------ ITEMS ------

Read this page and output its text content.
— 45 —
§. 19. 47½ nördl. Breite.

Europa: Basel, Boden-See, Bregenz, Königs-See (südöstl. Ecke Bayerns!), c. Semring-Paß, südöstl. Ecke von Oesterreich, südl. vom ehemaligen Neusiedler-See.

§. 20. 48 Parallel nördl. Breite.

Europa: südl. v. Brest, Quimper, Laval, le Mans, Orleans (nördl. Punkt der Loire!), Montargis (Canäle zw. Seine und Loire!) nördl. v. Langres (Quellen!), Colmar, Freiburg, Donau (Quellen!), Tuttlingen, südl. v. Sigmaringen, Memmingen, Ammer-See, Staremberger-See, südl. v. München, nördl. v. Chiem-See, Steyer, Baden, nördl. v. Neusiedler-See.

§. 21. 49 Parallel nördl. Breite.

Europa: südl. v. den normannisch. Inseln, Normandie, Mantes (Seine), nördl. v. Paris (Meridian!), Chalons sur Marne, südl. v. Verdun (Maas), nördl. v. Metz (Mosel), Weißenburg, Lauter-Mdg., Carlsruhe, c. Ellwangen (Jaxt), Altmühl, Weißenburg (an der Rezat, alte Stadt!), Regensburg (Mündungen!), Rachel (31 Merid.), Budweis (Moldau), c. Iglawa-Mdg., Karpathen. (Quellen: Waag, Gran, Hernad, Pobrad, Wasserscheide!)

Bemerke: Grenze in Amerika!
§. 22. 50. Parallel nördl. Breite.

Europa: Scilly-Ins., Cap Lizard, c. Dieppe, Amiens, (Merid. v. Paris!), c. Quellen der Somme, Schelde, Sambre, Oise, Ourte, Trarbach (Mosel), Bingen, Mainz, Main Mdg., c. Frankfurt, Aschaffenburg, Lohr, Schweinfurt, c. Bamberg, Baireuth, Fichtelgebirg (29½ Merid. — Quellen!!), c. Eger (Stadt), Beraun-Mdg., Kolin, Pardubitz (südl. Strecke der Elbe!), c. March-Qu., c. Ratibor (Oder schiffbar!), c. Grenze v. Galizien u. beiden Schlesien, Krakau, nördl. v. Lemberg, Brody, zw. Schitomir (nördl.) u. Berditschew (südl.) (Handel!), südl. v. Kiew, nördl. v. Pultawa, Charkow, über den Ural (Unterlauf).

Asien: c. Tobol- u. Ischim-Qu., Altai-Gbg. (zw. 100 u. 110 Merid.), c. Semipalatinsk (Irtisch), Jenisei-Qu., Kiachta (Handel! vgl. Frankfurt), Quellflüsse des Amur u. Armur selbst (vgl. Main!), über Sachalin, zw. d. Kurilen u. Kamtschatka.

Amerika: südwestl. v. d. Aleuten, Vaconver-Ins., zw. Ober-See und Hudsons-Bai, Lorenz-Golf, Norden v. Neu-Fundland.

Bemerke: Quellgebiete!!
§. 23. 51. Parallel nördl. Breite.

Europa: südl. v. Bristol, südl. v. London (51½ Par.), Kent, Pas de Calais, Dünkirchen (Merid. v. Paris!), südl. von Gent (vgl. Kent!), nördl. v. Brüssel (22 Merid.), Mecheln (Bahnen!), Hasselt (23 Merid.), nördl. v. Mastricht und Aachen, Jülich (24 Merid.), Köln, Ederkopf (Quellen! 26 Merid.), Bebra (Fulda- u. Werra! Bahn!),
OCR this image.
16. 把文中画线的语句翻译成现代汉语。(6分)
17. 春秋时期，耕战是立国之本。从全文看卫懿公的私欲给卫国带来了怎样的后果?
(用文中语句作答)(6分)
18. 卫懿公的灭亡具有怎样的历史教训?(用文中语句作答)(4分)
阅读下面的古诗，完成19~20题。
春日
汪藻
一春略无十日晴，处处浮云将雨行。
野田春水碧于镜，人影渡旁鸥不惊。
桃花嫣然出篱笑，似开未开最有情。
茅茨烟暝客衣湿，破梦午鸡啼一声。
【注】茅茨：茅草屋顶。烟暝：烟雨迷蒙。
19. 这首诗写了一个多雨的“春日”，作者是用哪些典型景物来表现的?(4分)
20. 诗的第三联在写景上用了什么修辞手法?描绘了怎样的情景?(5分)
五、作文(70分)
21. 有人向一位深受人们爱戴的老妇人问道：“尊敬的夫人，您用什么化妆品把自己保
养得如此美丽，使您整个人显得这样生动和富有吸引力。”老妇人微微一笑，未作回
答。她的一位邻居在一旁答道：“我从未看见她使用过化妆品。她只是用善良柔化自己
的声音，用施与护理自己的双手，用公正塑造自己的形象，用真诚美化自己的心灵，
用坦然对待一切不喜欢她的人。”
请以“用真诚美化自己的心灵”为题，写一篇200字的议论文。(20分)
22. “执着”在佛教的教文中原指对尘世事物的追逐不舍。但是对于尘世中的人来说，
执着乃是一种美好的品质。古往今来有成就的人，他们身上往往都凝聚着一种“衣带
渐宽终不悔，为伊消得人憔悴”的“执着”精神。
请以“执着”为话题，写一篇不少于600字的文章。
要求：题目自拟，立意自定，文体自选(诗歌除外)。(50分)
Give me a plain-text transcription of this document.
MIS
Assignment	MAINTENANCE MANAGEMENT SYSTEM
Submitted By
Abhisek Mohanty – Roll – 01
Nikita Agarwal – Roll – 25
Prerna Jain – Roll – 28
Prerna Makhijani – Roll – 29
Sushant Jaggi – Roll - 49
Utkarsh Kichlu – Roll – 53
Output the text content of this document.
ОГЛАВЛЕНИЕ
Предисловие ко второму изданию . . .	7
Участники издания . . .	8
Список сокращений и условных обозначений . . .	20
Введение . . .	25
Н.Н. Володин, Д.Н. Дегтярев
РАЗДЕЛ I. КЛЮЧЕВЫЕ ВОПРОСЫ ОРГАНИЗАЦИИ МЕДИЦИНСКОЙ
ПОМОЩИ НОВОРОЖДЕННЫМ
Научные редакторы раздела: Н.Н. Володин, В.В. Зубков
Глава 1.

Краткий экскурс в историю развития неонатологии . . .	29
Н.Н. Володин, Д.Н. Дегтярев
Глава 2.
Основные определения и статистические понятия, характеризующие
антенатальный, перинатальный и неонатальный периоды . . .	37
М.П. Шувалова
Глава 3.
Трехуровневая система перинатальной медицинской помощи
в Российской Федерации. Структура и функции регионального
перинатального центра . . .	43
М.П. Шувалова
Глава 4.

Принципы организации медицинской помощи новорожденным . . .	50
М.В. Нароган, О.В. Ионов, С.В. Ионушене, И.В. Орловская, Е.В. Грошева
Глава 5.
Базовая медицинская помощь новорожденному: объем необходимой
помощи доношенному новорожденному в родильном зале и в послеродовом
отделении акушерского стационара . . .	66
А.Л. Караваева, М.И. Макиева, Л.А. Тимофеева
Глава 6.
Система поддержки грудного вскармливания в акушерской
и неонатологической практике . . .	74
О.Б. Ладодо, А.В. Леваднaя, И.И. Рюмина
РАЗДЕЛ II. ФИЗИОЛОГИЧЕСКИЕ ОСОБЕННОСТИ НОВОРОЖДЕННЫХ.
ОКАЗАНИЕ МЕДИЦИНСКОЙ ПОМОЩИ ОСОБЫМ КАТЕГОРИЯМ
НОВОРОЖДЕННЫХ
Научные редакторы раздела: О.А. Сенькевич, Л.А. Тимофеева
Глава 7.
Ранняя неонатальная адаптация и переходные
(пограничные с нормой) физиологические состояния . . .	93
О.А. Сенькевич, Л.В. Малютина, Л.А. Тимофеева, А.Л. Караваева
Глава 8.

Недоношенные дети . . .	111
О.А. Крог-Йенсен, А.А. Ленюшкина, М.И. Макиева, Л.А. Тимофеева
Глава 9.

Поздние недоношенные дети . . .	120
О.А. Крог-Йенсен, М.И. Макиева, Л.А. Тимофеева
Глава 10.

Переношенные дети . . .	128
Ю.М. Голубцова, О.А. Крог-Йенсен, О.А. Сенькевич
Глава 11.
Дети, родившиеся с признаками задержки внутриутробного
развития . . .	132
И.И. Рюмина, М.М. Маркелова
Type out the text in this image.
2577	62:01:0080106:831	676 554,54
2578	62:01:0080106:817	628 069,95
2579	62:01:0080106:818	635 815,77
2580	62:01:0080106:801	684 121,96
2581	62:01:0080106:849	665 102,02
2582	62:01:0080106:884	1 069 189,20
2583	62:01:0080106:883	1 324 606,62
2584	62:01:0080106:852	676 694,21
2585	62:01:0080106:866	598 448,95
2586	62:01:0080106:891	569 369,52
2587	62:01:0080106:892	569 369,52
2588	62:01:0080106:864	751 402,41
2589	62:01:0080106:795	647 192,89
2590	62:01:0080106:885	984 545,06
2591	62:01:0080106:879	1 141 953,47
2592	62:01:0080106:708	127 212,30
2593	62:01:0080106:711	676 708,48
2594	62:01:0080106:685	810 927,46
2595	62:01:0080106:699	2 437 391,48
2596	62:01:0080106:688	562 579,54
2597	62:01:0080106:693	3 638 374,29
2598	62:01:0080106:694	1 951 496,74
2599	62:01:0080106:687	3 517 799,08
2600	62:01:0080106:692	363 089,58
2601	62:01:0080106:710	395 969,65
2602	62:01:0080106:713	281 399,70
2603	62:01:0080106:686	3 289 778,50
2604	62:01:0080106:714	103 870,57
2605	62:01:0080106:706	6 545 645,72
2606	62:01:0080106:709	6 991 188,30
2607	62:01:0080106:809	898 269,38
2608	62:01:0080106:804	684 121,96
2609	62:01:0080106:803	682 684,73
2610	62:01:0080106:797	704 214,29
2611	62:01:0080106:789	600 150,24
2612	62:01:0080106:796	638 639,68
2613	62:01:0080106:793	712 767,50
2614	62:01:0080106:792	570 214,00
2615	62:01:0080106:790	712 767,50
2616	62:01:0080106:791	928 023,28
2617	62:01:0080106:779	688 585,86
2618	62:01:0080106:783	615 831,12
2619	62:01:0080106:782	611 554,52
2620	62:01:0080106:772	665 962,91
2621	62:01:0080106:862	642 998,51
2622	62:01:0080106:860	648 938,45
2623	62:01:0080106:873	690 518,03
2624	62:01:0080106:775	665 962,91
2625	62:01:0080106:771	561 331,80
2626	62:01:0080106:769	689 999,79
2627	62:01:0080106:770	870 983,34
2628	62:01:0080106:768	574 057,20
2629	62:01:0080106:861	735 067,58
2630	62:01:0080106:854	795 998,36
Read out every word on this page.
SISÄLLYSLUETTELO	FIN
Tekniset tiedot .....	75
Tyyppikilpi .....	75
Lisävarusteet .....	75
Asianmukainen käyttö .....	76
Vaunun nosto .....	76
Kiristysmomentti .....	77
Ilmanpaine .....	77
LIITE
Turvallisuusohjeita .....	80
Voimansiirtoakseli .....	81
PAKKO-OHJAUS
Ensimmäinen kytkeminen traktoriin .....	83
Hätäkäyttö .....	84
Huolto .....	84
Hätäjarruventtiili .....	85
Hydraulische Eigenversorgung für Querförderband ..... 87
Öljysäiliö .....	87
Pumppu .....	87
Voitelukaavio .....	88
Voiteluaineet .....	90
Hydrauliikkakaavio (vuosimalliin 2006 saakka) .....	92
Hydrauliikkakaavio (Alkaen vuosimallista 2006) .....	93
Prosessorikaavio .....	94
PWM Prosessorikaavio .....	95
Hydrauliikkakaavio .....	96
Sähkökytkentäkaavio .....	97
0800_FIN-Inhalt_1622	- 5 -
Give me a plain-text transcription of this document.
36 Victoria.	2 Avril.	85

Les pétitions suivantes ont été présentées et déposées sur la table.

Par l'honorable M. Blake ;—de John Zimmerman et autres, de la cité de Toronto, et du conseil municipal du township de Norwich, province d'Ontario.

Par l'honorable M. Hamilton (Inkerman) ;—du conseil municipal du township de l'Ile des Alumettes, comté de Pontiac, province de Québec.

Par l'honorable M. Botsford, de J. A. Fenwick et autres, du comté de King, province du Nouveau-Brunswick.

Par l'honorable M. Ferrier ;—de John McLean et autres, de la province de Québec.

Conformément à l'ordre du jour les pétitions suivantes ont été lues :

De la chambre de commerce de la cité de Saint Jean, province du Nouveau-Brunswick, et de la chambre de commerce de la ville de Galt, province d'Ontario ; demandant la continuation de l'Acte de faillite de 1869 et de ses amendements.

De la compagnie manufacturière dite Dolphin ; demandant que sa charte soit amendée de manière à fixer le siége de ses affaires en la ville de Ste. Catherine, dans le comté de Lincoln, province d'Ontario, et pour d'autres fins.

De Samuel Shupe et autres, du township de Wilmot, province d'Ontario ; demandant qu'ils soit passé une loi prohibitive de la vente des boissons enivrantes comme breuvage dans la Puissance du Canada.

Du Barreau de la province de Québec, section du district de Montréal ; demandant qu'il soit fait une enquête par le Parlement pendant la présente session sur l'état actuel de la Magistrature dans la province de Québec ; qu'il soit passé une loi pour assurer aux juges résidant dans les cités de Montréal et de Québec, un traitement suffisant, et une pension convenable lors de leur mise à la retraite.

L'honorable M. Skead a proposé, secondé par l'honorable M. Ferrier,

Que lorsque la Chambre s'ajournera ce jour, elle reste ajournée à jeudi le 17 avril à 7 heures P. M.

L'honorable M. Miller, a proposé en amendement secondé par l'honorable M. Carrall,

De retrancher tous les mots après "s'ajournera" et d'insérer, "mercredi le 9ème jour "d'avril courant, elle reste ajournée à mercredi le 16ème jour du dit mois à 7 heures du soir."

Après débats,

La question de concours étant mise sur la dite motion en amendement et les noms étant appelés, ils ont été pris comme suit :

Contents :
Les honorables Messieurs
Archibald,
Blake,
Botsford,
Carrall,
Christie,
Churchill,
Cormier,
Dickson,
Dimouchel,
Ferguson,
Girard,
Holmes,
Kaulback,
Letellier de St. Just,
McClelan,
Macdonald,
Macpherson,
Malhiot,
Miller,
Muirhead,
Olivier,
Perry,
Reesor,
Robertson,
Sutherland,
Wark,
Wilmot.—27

------

** EXERCISE PROMPT **
Gather each line from the listing above that holds "jour".

** EXPECTED OUTPUT **
Conformément à l'ordre du jour les pétitions suivantes ont été lues :
Que lorsque la Chambre s'ajournera ce jour, elle reste ajournée à jeudi le 17 avril à 7 heures P. M.
De retrancher tous les mots après "s'ajournera" et d'insérer, "mercredi le 9ème jour "d'avril courant, elle reste ajournée à mercredi le 16ème jour du dit mois à 7 heures du soir."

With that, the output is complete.